| Task requirements |
Show every line of the records below that contains the word "Советская".

| The data |
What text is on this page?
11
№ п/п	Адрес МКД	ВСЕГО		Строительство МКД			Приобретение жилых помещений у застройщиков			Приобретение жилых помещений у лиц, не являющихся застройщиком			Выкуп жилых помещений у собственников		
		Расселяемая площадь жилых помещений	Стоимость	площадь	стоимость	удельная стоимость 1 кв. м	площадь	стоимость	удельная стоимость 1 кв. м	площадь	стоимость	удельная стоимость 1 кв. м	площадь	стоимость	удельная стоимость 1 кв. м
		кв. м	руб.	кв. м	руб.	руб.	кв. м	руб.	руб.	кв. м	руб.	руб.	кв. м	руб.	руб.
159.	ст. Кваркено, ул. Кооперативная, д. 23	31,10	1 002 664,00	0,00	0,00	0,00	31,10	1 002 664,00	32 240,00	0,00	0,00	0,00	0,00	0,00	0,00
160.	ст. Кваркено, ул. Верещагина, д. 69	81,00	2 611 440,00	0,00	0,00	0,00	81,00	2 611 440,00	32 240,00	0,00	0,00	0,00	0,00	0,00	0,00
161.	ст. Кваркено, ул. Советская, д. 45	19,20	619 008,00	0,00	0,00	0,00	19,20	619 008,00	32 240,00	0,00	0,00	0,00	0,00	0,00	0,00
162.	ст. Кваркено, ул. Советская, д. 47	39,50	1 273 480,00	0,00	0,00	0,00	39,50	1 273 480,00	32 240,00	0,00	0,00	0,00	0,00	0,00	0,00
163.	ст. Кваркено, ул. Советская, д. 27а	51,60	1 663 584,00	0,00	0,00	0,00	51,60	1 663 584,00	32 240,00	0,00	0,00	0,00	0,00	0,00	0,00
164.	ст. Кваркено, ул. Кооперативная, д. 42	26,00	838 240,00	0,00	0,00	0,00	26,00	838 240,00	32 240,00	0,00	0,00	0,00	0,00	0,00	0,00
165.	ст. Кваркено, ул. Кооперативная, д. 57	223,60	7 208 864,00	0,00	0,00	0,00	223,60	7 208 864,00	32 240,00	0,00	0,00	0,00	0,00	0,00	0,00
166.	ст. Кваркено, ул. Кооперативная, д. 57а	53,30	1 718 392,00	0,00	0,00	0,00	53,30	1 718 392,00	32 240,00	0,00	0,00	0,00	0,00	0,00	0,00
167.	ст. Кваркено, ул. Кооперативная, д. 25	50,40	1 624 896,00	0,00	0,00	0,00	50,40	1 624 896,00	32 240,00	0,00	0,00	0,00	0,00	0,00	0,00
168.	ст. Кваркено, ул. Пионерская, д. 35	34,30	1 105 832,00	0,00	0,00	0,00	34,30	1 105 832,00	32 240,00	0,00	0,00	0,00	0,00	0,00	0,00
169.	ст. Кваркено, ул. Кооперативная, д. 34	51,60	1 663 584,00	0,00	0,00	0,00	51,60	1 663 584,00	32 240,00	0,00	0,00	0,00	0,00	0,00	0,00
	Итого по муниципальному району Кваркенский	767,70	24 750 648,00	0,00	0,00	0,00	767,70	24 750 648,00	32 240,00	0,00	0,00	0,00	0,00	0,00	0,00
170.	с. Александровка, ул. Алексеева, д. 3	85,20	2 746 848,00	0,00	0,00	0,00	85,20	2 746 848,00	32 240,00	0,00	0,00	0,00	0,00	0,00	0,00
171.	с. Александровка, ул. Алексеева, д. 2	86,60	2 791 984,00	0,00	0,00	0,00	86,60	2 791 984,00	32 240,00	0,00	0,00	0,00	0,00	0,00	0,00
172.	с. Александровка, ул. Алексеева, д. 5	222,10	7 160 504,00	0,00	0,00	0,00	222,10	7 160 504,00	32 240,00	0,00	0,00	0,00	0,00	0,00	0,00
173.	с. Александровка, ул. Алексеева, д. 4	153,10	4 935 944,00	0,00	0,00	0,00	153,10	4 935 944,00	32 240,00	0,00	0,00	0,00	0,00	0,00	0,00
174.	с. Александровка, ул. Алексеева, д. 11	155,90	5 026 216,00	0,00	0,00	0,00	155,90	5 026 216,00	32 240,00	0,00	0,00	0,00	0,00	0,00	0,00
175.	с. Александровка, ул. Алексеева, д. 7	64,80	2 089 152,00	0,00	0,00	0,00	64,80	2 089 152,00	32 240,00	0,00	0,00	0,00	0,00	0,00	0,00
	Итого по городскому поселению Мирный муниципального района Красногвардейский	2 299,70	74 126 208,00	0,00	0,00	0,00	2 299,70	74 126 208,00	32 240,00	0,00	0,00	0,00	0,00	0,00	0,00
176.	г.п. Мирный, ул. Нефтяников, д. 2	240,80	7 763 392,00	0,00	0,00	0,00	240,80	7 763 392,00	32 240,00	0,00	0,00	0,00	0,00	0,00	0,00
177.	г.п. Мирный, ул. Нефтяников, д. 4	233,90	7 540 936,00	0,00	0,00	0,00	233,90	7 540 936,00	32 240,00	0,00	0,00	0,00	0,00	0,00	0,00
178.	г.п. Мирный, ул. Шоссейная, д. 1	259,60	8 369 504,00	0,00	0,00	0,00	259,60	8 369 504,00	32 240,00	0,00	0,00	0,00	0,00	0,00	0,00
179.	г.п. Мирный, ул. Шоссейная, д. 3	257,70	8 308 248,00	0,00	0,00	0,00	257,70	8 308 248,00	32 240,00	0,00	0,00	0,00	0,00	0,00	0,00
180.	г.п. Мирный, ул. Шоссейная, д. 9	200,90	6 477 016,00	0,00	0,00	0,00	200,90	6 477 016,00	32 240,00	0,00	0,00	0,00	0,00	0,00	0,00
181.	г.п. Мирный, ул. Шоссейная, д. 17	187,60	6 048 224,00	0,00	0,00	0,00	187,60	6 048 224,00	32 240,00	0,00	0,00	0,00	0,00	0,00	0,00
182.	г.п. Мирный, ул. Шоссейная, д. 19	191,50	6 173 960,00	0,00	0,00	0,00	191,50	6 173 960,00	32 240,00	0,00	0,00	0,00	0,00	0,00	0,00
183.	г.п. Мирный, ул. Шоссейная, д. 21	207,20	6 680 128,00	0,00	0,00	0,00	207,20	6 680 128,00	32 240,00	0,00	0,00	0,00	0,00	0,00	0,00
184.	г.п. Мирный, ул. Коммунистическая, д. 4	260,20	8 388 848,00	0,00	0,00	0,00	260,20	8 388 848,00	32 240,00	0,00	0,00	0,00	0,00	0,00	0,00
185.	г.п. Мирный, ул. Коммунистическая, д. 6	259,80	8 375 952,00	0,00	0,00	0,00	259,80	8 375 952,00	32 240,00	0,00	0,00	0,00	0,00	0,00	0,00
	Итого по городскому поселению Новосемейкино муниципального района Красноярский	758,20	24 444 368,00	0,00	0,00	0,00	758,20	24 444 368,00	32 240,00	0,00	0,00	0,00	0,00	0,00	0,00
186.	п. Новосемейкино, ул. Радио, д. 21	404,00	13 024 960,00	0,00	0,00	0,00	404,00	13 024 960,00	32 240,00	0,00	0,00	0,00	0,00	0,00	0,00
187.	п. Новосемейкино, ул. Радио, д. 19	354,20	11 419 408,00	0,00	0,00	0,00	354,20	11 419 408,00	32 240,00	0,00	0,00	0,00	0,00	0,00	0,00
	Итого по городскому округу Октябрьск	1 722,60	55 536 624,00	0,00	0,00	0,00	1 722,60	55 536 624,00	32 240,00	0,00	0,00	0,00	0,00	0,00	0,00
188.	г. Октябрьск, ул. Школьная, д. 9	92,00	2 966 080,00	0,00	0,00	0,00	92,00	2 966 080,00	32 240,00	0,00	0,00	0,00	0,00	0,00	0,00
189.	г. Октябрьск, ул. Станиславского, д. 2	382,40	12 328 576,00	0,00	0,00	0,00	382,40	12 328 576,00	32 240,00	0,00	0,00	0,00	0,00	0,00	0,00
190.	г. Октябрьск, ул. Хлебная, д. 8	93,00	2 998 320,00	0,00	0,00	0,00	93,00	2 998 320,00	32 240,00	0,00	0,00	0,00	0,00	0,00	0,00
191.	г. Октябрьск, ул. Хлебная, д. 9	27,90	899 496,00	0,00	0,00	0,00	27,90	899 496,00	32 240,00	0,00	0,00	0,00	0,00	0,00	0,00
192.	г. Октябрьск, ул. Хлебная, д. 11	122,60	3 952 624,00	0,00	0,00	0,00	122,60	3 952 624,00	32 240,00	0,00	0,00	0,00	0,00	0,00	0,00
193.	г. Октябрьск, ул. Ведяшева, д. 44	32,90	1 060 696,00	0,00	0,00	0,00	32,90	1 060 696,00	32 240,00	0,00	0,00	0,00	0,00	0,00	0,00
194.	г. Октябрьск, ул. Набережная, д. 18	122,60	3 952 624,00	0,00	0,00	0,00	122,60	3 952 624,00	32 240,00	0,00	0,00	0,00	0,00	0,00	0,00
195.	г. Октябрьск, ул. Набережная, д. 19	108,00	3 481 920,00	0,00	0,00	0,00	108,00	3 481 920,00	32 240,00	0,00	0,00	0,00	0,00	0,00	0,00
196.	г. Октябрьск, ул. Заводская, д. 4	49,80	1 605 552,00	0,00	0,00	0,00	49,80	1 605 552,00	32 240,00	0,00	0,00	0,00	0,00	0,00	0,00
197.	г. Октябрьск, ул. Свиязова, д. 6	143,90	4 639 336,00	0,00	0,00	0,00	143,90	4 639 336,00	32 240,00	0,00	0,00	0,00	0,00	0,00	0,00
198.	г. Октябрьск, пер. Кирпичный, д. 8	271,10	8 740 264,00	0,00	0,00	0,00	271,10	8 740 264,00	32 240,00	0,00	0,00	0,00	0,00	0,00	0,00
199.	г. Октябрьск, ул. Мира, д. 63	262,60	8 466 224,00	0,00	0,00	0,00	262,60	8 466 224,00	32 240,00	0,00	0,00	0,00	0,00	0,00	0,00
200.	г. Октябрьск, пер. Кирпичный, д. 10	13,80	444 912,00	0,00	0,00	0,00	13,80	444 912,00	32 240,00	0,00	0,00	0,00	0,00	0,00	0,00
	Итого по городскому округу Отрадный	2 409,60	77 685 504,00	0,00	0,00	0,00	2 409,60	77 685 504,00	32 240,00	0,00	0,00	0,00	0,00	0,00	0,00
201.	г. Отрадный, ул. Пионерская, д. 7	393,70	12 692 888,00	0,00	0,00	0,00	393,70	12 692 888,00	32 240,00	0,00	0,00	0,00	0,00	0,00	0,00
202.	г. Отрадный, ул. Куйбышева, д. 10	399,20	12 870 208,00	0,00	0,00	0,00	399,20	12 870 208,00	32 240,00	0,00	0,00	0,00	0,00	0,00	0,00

| Written response |
161.	ст. Кваркено, ул. Советская, д. 45	19,20	619 008,00	0,00	0,00	0,00	19,20	619 008,00	32 240,00	0,00	0,00	0,00	0,00	0,00	0,00
162.	ст. Кваркено, ул. Советская, д. 47	39,50	1 273 480,00	0,00	0,00	0,00	39,50	1 273 480,00	32 240,00	0,00	0,00	0,00	0,00	0,00	0,00
163.	ст. Кваркено, ул. Советская, д. 27а	51,60	1 663 584,00	0,00	0,00	0,00	51,60	1 663 584,00	32 240,00	0,00	0,00	0,00	0,00	0,00	0,00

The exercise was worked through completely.